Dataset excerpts
######

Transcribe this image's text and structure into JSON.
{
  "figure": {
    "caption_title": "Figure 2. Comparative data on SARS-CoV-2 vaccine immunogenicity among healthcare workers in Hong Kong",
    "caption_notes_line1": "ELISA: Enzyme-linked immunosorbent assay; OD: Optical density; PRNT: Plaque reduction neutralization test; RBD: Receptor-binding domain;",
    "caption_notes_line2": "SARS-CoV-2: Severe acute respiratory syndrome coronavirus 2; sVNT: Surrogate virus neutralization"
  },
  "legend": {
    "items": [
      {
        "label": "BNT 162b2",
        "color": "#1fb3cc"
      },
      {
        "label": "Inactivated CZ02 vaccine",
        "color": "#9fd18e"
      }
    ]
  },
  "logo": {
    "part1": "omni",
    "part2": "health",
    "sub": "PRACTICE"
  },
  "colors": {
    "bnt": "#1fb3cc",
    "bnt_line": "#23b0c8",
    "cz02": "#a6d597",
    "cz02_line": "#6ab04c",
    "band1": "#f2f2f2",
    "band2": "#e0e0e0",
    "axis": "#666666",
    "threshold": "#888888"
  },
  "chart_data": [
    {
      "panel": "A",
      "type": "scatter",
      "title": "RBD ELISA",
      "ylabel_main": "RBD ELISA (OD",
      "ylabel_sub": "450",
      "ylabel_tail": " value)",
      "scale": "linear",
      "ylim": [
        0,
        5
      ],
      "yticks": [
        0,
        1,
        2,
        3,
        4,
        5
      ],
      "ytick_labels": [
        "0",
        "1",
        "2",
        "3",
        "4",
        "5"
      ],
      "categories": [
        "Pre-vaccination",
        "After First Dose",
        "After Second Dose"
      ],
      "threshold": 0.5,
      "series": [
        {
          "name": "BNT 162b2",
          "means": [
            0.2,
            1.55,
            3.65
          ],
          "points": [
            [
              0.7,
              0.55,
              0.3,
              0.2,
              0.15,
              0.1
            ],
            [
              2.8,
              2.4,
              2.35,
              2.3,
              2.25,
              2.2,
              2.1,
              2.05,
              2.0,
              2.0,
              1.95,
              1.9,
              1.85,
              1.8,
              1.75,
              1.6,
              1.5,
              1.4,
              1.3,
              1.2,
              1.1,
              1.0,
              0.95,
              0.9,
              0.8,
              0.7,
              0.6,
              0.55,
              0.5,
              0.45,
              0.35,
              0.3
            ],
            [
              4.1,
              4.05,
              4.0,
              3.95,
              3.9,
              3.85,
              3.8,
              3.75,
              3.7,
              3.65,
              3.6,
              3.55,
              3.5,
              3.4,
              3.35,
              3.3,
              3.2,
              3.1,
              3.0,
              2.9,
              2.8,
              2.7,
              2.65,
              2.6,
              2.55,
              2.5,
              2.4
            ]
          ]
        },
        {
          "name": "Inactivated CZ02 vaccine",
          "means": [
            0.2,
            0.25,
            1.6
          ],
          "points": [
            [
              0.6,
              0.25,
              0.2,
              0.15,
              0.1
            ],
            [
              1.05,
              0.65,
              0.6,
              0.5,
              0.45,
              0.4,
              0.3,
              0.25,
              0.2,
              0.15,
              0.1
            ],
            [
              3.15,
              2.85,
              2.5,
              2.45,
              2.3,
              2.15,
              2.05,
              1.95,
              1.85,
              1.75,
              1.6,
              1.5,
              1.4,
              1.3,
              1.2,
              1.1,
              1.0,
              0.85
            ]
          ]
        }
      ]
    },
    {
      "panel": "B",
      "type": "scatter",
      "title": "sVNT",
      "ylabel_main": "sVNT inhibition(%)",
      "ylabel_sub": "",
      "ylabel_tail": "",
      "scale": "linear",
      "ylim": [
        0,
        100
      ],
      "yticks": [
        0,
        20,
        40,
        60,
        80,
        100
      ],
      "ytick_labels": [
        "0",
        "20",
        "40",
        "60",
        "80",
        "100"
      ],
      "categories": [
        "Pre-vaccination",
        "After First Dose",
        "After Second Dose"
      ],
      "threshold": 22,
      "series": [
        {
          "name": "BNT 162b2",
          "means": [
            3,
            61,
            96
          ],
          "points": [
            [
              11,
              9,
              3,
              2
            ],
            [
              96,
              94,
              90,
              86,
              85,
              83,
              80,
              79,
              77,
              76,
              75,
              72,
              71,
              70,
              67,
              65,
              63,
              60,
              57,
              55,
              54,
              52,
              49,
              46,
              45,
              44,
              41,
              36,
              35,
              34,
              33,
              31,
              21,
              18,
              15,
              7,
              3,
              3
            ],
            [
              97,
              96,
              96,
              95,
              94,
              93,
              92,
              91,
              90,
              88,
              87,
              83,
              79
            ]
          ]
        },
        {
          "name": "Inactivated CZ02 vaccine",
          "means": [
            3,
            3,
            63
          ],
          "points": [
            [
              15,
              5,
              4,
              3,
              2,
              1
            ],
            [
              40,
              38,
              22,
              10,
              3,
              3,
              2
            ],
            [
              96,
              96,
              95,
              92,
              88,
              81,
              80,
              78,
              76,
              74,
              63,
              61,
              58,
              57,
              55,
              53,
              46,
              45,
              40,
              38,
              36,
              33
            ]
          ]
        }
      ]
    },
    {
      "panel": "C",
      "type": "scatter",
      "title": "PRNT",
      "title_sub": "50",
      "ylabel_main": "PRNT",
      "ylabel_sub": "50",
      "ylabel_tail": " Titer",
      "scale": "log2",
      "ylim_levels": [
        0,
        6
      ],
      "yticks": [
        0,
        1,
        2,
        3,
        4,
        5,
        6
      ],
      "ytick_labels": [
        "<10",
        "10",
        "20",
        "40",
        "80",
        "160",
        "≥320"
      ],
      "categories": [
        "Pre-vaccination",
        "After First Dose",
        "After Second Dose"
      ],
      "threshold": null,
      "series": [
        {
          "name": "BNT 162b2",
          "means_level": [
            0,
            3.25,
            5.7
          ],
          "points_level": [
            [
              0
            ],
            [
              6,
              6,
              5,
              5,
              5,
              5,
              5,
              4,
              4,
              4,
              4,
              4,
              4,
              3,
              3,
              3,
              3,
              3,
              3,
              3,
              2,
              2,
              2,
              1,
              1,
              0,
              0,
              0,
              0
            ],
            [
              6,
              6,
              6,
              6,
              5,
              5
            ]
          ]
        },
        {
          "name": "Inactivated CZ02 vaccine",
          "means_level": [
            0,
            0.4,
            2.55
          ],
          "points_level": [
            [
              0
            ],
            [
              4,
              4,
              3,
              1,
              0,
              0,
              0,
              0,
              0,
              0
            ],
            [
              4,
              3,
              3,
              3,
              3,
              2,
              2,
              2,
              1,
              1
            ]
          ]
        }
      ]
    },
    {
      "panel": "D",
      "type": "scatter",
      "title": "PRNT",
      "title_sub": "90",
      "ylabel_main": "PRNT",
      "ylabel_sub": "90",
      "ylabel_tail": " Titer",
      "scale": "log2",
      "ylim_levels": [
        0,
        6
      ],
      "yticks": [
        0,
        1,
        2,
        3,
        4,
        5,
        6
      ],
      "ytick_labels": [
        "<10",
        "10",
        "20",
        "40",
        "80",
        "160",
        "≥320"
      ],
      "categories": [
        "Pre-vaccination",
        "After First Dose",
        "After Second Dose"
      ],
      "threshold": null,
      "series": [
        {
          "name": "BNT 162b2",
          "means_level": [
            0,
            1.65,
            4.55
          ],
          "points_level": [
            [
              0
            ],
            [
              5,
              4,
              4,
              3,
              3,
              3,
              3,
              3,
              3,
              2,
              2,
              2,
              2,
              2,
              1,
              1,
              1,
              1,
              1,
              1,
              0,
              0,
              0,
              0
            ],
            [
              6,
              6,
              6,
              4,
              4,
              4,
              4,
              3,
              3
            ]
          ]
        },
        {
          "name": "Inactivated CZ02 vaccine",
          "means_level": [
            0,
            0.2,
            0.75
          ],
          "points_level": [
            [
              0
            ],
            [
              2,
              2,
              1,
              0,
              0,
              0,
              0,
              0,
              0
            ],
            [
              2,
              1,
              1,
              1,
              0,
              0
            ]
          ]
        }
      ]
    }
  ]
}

######

> EXERCISE BRIEF: Show the lines where the word "SARS" appears in the entries.

> ANSWER BOX:
    "caption_title": "Figure 2. Comparative data on SARS-CoV-2 vaccine immunogenicity among healthcare workers in Hong Kong",
    "caption_notes_line2": "SARS-CoV-2: Severe acute respiratory syndrome coronavirus 2; sVNT: Surrogate virus neutralization"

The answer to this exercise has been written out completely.